▸ TASK TO COMPLETE
Narrow the data below down to the lines containing "Léon".

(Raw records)
*-*-*
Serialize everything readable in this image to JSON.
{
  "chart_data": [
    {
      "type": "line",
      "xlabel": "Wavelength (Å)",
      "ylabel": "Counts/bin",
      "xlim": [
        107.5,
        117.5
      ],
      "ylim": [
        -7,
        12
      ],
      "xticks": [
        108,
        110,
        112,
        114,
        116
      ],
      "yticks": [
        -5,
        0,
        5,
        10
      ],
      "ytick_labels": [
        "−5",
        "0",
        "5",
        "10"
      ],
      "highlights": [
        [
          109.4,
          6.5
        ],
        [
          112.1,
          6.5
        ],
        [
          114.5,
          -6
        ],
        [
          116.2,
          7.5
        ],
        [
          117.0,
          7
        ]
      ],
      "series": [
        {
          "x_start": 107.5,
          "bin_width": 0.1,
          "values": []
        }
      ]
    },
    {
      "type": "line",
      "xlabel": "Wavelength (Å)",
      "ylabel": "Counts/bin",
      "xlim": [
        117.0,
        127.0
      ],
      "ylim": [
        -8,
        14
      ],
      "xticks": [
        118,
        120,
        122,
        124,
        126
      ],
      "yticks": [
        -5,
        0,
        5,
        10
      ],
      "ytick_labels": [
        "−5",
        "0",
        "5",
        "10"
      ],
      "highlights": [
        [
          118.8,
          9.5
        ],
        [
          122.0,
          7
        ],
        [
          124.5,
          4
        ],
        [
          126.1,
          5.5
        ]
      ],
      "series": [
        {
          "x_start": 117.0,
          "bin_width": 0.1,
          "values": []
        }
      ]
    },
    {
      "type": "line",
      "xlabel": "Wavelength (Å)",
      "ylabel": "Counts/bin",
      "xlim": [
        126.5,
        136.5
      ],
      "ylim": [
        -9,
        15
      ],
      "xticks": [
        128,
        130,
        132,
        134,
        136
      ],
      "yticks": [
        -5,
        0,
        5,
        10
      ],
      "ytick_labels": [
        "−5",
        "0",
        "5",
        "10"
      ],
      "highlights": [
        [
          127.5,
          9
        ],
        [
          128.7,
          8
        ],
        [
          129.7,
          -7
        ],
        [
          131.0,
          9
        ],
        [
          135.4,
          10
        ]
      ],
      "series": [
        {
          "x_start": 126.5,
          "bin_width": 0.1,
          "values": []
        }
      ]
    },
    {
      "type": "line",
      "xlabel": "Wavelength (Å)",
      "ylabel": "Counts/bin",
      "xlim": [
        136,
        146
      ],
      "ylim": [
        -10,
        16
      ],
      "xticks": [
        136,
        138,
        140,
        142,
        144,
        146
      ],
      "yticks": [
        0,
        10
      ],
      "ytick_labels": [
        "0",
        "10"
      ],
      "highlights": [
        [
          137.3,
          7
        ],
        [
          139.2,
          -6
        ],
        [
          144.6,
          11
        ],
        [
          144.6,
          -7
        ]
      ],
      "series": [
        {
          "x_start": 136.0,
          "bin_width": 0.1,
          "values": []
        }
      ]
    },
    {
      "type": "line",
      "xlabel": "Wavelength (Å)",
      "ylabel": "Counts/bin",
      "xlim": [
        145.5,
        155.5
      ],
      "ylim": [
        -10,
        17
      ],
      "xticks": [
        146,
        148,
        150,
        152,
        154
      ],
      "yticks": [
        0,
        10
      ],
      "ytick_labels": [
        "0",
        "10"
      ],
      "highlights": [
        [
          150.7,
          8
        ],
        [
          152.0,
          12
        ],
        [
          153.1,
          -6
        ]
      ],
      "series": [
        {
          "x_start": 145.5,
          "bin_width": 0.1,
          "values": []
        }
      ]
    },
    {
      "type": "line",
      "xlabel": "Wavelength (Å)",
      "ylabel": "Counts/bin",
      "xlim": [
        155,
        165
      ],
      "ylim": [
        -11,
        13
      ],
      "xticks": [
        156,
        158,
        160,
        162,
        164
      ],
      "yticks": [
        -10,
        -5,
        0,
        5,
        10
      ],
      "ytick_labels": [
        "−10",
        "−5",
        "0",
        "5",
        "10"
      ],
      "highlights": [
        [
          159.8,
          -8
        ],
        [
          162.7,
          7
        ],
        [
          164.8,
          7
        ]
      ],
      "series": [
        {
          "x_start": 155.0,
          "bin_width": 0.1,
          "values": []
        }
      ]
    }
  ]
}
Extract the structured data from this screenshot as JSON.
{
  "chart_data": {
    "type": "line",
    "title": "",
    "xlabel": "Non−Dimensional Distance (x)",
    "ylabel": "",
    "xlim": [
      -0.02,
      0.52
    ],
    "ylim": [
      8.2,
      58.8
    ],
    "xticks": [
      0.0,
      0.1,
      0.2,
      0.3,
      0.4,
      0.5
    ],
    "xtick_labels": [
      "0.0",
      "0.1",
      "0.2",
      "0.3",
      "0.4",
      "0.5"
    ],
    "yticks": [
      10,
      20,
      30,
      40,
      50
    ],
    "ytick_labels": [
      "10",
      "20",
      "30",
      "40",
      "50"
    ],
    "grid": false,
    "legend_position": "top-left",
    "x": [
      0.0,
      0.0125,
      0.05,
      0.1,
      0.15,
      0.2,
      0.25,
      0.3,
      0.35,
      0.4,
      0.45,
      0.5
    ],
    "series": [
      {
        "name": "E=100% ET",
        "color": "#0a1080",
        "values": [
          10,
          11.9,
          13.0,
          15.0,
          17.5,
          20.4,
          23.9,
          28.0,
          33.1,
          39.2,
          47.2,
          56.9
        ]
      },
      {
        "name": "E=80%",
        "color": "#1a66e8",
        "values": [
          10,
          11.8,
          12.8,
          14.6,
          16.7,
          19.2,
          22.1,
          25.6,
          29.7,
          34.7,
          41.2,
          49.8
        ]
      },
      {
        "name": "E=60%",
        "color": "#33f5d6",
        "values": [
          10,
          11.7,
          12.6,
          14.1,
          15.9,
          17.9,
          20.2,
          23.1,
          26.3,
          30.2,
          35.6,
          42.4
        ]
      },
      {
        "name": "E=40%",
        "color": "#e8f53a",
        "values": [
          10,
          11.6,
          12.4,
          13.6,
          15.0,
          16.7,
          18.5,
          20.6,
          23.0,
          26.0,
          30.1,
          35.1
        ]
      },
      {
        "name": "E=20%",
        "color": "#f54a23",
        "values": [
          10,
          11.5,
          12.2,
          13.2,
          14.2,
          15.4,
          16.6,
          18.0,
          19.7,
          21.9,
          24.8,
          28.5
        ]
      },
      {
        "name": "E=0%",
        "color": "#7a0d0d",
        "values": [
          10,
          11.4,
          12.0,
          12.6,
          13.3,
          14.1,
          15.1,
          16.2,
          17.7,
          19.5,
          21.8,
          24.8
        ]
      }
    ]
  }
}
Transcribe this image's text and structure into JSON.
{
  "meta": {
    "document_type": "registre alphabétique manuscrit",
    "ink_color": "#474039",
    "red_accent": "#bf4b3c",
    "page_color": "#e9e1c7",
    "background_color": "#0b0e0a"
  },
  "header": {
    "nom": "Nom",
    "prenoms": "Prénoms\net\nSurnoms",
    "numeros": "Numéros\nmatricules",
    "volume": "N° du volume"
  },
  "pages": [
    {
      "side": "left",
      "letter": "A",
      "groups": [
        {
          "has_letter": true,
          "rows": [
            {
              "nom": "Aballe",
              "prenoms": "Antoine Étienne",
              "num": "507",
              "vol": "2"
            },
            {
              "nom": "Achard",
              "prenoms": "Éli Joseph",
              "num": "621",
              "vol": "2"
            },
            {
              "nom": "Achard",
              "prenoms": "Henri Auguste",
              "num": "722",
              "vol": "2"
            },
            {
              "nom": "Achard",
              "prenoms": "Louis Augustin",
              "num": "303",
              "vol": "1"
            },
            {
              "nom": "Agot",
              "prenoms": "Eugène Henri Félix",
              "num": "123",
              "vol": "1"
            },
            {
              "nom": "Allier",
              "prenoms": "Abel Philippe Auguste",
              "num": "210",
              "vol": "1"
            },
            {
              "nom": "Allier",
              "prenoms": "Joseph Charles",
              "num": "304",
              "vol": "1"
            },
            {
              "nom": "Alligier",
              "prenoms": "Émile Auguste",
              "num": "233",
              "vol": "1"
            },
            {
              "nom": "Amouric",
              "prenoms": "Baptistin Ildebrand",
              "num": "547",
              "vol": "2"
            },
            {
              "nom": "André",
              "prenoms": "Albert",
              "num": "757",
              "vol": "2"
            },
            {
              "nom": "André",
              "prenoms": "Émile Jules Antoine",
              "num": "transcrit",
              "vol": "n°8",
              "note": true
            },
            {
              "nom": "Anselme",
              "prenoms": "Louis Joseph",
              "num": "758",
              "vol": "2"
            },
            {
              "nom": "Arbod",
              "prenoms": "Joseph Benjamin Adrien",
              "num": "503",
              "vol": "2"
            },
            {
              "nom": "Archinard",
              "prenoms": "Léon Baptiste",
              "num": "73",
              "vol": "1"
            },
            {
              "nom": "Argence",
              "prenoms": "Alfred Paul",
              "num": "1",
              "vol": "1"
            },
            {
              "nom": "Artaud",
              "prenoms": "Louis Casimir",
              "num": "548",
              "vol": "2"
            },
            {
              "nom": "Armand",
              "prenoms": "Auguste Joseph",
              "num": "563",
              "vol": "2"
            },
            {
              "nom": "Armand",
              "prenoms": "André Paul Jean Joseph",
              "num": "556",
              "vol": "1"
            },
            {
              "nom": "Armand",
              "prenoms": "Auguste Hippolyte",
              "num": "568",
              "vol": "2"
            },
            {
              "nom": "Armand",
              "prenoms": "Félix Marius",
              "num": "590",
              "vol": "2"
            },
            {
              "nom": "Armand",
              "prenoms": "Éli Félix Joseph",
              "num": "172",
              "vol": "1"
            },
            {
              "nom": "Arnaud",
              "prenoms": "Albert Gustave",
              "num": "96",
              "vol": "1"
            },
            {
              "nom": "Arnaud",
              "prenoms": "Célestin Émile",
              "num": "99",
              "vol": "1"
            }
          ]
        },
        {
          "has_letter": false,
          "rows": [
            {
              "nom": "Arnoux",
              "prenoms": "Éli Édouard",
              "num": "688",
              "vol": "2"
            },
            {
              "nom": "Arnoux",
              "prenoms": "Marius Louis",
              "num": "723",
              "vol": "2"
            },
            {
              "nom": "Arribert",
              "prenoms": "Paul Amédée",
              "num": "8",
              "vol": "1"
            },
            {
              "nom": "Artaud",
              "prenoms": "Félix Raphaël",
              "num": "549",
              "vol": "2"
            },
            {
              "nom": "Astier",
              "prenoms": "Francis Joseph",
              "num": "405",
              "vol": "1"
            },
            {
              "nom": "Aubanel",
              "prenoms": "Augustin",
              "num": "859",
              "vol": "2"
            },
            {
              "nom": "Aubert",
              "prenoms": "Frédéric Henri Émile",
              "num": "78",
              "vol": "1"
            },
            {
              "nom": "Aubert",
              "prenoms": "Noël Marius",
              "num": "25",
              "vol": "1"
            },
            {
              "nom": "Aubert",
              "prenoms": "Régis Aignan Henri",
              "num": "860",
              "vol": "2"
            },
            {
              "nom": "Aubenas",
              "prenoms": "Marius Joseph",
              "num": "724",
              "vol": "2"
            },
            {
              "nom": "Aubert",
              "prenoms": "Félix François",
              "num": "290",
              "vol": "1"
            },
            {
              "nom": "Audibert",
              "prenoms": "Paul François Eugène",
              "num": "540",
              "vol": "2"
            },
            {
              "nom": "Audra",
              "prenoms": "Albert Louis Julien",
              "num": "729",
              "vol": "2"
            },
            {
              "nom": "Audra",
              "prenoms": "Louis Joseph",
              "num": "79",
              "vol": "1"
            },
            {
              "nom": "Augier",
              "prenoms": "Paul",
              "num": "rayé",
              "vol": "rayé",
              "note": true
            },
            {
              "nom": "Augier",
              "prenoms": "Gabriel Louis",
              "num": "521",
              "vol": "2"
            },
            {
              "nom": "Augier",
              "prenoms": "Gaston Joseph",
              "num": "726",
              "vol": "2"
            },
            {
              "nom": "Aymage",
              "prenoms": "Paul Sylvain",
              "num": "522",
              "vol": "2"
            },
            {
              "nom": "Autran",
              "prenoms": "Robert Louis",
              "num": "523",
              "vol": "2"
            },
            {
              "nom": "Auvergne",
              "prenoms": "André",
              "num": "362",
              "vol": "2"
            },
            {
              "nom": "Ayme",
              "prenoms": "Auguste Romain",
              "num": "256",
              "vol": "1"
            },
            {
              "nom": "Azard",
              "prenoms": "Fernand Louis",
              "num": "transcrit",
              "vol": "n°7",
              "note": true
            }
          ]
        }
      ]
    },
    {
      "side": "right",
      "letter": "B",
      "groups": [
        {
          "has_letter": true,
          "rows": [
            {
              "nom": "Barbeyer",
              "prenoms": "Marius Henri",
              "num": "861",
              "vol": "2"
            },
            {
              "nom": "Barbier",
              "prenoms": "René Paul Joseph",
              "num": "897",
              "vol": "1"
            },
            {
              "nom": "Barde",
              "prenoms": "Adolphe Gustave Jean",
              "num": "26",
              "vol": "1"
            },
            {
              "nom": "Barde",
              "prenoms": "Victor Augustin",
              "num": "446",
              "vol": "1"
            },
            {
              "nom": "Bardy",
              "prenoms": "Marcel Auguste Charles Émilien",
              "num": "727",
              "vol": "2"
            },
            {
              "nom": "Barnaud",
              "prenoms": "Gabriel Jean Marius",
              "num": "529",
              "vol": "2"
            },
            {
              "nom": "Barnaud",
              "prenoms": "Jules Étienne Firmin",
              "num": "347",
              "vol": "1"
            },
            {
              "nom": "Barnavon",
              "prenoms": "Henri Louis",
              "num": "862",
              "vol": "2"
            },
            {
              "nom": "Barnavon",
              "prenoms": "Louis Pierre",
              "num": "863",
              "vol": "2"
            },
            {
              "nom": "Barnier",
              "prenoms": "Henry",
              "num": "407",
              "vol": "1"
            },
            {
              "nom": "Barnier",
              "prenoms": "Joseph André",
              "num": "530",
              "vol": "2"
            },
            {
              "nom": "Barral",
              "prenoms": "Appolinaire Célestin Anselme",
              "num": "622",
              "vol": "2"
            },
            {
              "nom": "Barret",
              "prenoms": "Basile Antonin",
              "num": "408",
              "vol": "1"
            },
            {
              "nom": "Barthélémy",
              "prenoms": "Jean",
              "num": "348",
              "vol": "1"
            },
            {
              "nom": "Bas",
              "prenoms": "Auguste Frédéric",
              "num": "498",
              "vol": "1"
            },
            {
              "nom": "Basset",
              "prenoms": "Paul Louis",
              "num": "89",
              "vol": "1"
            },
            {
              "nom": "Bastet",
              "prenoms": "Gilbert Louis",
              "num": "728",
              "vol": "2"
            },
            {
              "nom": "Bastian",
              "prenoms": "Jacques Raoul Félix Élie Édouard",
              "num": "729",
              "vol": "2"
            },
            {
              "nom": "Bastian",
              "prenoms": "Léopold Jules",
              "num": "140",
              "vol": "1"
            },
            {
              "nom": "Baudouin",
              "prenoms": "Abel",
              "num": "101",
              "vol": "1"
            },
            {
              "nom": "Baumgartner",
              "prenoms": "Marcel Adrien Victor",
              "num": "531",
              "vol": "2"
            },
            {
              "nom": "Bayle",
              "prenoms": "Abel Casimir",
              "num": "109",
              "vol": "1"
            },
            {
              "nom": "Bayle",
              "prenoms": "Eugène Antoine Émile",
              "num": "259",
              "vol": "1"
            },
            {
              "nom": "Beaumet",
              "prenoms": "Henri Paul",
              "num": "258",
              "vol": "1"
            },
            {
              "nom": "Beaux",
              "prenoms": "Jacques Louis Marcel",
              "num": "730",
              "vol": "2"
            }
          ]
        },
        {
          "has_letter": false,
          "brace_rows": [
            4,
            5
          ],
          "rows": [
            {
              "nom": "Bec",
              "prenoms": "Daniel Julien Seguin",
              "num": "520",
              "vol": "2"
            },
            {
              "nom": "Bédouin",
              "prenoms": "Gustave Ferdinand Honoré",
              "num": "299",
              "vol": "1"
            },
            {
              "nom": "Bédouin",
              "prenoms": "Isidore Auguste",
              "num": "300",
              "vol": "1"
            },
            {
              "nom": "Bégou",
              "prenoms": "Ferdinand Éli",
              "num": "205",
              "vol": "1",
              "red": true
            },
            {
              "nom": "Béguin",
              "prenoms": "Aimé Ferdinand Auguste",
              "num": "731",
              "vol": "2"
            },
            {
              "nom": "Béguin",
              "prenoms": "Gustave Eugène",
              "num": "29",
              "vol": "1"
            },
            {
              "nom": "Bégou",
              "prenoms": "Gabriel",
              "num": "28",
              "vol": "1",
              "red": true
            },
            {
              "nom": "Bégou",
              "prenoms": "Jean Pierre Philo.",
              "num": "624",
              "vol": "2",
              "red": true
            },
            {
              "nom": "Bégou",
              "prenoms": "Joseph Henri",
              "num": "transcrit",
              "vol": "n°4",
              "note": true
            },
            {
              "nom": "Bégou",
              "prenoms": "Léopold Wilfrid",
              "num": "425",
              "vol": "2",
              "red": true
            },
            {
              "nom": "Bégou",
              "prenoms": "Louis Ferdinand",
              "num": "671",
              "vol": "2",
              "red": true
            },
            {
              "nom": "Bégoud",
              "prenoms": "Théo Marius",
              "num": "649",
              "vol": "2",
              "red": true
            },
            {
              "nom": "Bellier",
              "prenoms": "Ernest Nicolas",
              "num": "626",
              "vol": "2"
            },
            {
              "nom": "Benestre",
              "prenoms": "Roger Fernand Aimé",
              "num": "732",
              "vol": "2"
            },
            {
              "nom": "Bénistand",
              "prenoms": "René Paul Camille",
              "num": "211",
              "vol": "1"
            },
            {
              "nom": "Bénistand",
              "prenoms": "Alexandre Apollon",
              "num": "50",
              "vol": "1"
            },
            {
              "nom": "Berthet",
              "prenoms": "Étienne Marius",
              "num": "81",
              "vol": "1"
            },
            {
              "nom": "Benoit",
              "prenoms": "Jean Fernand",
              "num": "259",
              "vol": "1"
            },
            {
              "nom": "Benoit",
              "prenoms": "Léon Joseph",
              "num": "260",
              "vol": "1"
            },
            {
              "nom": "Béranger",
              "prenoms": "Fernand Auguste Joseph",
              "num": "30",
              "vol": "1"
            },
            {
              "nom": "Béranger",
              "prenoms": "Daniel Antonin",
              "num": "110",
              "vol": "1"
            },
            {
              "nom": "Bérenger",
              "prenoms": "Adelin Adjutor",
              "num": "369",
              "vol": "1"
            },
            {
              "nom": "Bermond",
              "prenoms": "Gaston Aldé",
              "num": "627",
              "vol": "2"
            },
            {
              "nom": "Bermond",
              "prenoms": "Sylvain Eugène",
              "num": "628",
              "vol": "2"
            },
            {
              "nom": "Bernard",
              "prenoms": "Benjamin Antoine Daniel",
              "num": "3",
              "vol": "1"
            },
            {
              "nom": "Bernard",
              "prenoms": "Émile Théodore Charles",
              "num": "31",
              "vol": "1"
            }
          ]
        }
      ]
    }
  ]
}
*-*-*
▸ TASK RESULT
              "prenoms": "Léon Baptiste",
              "prenoms": "Léon Joseph",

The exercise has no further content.